[EXTRACTED RECORDS]:
============
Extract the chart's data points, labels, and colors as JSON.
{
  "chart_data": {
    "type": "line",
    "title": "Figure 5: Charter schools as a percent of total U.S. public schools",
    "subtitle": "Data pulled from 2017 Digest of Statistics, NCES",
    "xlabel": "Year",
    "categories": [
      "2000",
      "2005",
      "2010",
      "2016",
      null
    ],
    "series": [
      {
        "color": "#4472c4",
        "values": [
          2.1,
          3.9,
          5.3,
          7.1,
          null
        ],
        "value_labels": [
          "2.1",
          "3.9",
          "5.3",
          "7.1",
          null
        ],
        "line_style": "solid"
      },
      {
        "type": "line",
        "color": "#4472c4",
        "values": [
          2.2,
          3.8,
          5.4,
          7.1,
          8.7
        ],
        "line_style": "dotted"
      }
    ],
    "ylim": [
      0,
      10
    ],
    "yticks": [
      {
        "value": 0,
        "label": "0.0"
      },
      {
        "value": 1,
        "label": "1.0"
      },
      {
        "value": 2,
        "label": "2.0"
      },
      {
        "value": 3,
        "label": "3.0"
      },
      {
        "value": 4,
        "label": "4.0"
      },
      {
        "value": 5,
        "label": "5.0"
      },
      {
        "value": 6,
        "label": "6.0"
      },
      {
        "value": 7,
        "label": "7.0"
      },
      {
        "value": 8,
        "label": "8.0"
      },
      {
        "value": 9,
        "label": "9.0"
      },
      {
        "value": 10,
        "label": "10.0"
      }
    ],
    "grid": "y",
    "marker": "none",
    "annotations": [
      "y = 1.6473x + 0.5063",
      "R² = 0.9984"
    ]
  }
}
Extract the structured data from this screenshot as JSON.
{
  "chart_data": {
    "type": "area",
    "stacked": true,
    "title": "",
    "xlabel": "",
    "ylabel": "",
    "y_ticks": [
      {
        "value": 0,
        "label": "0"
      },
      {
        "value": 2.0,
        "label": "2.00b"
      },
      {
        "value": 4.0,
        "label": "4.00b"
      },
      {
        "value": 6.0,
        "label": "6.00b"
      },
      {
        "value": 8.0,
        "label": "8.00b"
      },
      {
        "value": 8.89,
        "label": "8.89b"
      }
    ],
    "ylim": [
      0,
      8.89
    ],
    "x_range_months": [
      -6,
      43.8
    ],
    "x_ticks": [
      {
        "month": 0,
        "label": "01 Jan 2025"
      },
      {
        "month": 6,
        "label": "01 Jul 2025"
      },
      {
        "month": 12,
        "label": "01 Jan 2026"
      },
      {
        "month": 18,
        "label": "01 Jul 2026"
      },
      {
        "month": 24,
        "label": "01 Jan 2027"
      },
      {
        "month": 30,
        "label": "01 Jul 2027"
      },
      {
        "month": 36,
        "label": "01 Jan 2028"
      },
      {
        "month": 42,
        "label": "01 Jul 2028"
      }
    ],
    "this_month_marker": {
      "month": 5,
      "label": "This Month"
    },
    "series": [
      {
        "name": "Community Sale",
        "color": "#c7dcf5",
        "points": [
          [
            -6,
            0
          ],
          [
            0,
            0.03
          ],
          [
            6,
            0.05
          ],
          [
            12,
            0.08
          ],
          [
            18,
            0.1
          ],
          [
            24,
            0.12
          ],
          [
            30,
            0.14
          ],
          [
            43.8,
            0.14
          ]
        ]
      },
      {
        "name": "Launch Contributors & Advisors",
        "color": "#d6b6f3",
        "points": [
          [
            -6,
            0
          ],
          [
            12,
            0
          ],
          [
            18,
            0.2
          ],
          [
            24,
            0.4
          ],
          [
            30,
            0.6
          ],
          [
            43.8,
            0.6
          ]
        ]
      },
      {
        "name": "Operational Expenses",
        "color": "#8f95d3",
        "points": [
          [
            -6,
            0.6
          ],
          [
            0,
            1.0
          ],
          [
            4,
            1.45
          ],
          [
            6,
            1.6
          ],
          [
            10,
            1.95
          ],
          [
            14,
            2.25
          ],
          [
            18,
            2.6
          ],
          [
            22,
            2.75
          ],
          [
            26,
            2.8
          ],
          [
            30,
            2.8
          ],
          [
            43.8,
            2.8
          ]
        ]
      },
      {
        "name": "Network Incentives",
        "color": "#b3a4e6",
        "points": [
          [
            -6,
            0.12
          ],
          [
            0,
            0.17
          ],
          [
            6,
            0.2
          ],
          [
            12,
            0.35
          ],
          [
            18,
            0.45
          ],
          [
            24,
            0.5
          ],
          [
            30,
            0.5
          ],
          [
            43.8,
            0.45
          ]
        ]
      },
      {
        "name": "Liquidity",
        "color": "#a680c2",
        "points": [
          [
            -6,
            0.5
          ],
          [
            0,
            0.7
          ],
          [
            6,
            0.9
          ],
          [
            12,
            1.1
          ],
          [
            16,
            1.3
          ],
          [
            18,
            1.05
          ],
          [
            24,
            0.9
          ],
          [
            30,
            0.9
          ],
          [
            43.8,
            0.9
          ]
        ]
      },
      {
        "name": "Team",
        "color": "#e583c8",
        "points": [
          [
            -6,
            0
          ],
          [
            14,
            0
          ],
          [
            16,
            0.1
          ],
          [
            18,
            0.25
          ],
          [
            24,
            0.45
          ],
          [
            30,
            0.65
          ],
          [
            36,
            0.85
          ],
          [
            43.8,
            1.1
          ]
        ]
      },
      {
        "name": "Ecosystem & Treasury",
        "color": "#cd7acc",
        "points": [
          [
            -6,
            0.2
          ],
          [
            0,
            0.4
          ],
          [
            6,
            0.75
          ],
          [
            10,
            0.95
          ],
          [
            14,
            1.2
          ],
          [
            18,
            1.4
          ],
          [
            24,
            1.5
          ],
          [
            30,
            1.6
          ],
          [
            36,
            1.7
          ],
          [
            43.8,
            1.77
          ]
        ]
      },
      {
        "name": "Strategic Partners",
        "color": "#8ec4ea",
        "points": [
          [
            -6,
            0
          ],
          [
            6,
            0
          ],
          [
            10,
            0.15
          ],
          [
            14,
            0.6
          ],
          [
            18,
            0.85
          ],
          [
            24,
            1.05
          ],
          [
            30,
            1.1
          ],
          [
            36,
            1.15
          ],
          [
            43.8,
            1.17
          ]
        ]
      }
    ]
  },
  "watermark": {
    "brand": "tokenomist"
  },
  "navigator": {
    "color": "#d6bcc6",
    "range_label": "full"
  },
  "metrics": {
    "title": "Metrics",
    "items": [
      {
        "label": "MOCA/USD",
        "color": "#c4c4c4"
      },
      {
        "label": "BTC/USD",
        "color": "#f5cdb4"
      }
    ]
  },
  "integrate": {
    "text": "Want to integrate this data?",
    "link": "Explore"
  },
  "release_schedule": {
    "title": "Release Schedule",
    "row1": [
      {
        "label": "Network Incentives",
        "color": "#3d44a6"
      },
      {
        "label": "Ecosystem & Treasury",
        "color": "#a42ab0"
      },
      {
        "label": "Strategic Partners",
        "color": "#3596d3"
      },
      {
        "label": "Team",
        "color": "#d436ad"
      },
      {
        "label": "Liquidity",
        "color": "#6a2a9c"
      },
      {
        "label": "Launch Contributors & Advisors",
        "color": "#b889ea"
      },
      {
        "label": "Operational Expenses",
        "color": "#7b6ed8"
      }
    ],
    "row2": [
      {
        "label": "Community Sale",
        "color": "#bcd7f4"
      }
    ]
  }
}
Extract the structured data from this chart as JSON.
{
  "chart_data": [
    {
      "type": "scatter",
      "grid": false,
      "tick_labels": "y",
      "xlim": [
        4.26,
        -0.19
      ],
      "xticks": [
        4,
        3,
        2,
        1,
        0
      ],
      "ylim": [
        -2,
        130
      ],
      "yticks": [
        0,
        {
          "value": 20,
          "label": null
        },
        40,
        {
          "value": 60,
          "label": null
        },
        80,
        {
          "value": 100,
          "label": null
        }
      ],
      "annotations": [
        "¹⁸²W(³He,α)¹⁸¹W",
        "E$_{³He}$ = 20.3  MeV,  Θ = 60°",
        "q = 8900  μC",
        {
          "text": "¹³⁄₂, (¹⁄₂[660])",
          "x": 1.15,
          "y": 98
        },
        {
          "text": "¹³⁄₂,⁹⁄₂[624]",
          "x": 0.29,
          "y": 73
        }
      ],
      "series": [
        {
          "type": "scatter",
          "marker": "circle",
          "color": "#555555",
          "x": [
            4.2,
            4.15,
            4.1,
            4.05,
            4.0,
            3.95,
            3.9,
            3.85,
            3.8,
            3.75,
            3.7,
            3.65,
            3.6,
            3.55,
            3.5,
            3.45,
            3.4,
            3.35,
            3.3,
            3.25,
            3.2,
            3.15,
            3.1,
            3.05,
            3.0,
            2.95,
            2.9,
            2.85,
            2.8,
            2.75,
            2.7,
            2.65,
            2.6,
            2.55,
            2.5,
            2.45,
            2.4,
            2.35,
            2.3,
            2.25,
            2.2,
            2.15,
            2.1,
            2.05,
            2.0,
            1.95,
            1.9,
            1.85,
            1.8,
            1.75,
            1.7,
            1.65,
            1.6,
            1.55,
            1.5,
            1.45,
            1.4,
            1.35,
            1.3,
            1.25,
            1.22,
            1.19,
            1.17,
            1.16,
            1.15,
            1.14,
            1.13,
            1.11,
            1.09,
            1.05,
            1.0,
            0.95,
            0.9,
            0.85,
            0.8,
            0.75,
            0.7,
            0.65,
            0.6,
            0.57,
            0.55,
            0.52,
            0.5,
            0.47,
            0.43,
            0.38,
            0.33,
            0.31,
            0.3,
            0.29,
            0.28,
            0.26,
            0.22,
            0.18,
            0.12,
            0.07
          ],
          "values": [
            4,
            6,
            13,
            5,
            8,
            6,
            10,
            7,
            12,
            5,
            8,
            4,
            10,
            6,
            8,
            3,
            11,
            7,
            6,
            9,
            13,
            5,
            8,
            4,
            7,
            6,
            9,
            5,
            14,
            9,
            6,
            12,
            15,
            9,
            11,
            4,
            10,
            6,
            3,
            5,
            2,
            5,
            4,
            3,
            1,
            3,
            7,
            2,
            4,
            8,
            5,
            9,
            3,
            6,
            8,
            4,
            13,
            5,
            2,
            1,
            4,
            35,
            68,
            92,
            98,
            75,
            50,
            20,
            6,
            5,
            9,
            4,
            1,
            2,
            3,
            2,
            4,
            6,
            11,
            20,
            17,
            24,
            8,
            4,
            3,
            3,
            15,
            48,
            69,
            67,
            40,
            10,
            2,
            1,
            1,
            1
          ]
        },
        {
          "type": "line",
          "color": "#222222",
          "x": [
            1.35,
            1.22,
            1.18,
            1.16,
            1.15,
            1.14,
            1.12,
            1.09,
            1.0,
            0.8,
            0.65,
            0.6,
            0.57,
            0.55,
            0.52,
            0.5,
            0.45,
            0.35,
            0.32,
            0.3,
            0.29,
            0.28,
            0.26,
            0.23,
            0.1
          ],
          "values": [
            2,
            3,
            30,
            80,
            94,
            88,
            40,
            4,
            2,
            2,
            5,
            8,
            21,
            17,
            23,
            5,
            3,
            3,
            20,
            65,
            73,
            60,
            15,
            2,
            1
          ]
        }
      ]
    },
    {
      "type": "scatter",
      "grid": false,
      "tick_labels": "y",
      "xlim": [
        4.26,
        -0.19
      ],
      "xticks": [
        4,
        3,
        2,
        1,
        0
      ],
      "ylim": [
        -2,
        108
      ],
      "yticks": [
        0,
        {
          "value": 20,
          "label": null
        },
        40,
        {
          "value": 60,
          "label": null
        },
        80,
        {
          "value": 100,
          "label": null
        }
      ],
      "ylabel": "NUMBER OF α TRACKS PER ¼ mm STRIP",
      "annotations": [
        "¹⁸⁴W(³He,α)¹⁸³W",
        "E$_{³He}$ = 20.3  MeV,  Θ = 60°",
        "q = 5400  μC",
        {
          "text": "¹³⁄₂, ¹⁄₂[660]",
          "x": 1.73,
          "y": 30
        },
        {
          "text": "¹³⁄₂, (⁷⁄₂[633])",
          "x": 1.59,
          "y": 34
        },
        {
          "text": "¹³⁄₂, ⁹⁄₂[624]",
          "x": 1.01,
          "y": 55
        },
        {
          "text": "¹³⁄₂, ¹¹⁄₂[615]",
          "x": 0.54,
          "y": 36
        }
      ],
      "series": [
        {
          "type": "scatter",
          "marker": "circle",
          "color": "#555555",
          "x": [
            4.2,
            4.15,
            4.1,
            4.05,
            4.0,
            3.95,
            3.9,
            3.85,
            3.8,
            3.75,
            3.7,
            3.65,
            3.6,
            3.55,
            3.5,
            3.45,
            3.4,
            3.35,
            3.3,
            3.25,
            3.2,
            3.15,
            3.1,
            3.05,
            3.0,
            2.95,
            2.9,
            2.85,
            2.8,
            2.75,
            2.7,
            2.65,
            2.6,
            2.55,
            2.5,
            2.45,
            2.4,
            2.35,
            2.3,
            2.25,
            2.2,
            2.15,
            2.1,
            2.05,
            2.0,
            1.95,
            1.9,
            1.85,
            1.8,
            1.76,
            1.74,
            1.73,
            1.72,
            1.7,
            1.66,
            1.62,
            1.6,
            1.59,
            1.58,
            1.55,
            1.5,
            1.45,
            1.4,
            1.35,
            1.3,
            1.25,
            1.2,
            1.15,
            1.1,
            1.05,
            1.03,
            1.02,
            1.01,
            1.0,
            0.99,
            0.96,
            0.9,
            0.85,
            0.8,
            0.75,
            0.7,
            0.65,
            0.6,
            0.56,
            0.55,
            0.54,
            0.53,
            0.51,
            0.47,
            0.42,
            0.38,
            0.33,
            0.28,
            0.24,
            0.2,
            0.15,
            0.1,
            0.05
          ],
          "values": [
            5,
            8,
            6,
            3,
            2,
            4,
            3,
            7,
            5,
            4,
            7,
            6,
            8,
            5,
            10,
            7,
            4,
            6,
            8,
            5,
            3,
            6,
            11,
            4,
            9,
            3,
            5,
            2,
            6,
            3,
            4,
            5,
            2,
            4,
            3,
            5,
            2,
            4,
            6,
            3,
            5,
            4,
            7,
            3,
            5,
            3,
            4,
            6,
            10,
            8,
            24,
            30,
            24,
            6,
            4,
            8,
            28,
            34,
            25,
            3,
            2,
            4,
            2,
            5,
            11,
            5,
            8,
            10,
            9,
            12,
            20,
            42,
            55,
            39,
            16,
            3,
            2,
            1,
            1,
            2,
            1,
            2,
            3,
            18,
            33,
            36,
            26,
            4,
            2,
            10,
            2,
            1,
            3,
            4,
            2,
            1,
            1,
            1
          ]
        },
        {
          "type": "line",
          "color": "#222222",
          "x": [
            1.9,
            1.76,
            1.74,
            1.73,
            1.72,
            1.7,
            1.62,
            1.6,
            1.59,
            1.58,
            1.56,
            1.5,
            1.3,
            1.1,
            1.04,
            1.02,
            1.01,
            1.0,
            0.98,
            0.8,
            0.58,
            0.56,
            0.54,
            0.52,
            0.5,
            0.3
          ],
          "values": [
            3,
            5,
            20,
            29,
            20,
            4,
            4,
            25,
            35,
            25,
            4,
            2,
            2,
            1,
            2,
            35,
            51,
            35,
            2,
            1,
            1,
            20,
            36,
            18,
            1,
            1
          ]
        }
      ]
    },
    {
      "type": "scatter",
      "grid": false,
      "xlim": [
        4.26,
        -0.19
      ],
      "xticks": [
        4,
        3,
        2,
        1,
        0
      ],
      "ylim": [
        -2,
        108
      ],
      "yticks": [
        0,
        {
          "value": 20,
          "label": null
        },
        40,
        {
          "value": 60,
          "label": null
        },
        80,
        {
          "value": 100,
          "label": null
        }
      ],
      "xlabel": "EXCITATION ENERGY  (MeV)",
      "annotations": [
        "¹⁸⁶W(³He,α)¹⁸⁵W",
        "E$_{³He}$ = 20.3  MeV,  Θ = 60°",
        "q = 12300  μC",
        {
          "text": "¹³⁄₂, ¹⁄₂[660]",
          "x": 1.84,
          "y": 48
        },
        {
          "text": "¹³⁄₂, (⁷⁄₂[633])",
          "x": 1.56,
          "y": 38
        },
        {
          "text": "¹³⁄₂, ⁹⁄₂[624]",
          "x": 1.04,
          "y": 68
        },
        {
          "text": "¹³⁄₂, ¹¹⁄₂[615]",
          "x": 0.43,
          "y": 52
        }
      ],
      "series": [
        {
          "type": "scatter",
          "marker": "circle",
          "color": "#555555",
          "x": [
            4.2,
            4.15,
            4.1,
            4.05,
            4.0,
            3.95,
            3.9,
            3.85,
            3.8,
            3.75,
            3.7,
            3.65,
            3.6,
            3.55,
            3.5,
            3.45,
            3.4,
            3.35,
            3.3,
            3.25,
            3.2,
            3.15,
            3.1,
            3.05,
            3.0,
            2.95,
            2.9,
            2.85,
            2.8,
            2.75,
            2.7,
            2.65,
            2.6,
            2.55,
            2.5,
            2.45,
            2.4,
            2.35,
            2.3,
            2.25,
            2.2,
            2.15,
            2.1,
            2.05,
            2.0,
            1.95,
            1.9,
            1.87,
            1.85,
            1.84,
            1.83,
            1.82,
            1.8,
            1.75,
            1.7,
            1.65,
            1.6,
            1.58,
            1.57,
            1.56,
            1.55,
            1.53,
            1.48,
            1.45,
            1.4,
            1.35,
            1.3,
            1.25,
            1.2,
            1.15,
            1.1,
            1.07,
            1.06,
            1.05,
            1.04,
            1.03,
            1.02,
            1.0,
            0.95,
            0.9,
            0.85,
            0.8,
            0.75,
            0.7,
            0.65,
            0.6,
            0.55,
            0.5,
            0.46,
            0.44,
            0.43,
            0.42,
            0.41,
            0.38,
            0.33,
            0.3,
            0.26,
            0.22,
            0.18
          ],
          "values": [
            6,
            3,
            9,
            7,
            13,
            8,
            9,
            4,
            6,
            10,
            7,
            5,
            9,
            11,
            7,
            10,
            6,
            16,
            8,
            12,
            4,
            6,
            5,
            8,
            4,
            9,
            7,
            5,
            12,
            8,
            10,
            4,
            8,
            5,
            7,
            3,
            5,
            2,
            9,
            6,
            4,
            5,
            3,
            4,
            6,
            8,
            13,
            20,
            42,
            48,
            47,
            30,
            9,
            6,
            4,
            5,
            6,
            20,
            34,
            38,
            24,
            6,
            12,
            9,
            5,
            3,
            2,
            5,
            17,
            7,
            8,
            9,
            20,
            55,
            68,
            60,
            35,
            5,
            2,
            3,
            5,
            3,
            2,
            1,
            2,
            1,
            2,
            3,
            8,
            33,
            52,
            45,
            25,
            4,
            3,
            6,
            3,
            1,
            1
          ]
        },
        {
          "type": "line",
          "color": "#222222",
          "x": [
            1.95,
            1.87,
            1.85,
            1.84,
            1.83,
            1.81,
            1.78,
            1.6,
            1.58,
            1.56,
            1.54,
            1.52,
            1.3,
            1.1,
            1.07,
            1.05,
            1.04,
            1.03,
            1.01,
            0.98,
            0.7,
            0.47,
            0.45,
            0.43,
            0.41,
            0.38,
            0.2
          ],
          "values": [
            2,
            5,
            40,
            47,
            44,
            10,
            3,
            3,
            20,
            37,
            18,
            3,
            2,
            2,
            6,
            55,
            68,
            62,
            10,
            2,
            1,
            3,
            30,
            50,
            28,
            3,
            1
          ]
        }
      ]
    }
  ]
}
============
[EXERCISE BRIEF]:
From the records above, pull out every line containing the word "structured".

[CORRECT RESULT]:
Extract the structured data from this screenshot as JSON.
Extract the structured data from this chart as JSON.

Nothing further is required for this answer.